Take from the listing each line that has the string "this".

Given records —
---------------

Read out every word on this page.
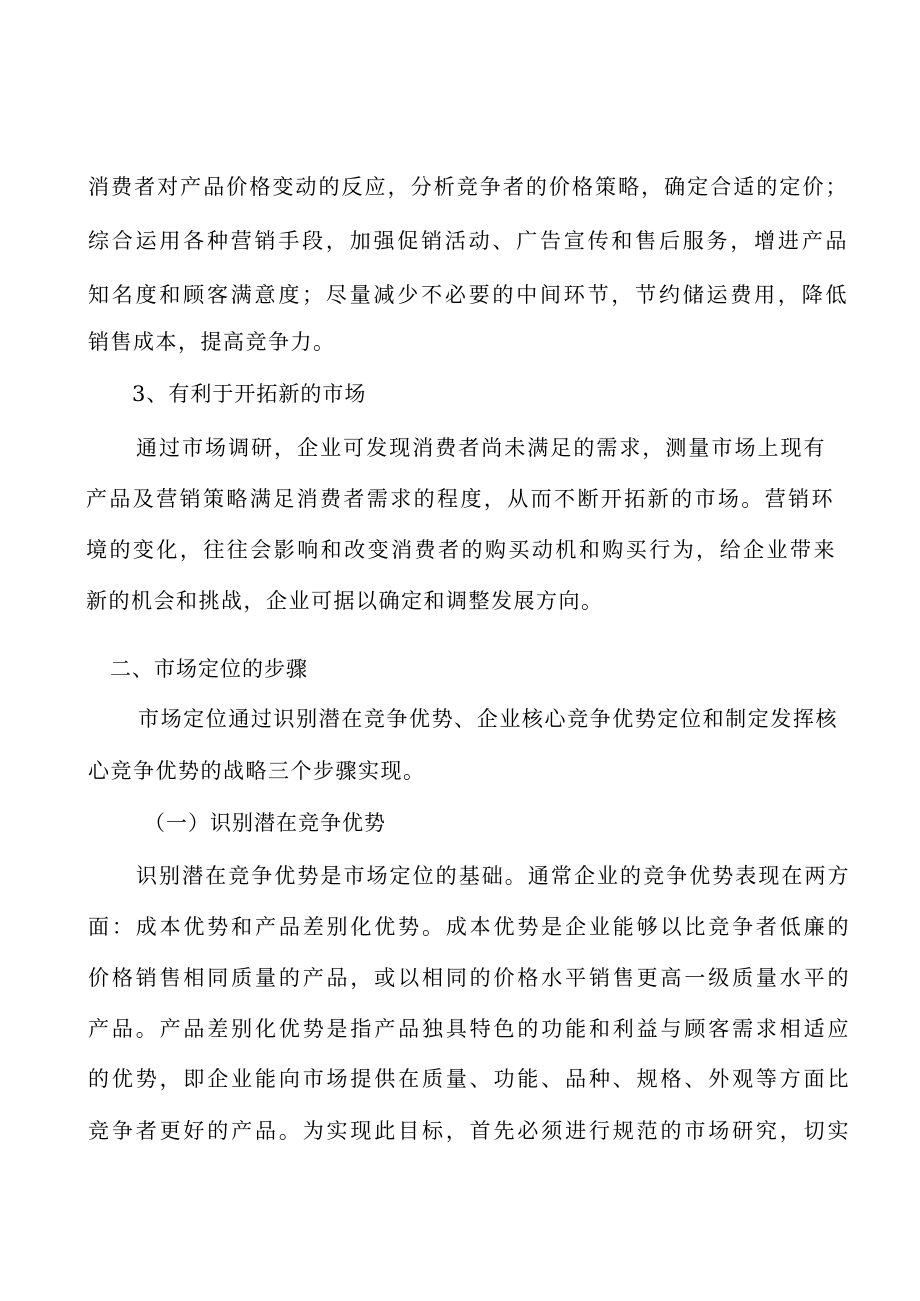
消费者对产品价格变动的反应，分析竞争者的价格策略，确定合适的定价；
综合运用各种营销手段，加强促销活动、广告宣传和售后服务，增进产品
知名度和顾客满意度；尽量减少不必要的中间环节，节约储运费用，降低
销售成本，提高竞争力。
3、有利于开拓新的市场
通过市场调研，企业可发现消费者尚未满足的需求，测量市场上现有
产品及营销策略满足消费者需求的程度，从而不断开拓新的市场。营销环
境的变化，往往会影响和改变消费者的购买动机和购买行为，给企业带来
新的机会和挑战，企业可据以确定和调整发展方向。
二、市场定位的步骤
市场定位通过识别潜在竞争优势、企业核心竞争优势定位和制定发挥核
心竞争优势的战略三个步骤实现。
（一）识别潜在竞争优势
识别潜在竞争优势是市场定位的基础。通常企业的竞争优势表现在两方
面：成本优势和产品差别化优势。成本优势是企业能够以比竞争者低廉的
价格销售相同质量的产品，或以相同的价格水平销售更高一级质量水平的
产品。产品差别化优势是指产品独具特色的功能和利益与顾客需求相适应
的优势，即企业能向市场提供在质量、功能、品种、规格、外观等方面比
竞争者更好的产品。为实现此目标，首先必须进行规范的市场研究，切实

---------------

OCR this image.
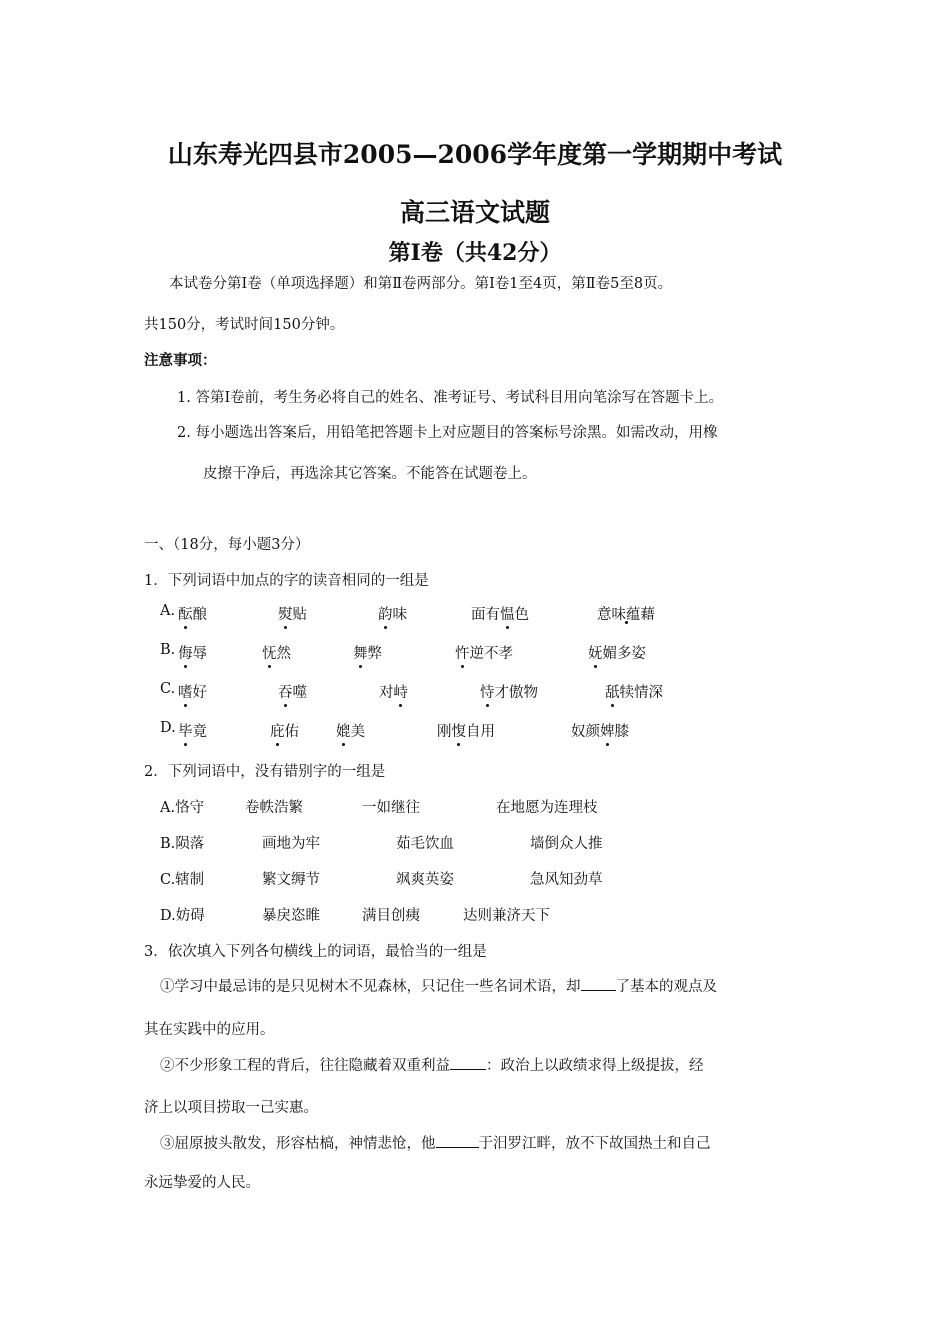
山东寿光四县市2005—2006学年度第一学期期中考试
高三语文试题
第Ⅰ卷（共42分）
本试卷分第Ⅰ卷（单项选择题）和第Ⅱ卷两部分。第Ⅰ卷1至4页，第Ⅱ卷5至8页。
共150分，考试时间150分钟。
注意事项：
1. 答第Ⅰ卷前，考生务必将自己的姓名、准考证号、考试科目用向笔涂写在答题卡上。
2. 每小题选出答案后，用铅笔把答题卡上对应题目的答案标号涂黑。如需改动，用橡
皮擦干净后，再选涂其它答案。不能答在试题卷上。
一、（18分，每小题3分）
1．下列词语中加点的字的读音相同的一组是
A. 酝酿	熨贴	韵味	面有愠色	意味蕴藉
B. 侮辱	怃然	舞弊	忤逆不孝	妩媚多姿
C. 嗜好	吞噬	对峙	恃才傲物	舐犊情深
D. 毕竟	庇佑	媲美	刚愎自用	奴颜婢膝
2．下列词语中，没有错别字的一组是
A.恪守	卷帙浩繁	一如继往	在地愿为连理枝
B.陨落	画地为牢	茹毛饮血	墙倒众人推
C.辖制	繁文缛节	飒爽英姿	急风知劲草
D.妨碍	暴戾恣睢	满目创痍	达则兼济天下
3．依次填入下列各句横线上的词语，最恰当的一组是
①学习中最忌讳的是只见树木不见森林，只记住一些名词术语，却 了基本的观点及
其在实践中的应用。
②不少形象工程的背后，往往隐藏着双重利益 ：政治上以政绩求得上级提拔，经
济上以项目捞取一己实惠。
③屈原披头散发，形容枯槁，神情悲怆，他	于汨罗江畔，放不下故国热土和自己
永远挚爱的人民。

---------------

Exercise solution —
Read out every word on this page.
OCR this image.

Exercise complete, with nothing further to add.